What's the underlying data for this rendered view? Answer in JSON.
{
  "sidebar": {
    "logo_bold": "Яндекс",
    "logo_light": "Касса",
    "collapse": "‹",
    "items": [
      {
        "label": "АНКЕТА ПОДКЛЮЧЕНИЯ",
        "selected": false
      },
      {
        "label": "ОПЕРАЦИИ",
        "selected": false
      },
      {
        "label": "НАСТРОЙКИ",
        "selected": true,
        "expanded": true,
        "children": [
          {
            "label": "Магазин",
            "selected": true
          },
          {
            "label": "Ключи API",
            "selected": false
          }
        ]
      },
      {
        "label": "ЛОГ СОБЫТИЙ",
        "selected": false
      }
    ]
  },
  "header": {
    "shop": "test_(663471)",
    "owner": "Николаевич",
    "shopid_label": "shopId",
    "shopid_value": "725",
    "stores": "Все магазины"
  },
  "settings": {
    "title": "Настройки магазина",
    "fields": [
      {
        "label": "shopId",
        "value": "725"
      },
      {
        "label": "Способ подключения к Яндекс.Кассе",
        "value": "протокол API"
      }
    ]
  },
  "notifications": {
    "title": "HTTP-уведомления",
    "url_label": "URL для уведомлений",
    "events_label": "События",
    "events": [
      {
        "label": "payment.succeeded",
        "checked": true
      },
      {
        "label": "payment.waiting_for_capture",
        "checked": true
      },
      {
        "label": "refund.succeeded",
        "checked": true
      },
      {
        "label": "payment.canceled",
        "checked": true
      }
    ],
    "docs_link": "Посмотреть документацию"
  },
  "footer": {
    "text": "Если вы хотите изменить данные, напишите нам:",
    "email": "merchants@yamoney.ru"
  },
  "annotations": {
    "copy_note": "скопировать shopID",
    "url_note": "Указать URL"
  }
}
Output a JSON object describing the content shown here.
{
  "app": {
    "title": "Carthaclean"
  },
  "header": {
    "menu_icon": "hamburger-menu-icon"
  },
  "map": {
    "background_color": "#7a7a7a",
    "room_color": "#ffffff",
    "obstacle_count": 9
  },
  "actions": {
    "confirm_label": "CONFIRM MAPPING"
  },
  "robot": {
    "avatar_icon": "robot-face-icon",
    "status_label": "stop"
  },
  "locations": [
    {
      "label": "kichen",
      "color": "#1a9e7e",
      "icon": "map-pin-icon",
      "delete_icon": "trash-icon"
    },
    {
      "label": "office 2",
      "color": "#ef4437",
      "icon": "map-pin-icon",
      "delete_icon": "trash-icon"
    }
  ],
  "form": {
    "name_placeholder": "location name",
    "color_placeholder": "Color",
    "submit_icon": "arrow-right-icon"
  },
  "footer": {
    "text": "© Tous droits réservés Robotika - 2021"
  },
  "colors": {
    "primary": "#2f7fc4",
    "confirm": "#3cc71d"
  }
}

TASK TO CARRY OUT. Give nothing but the number of lines containing the string "Яндекс".

SOLUTION TO THE EXERCISE. 2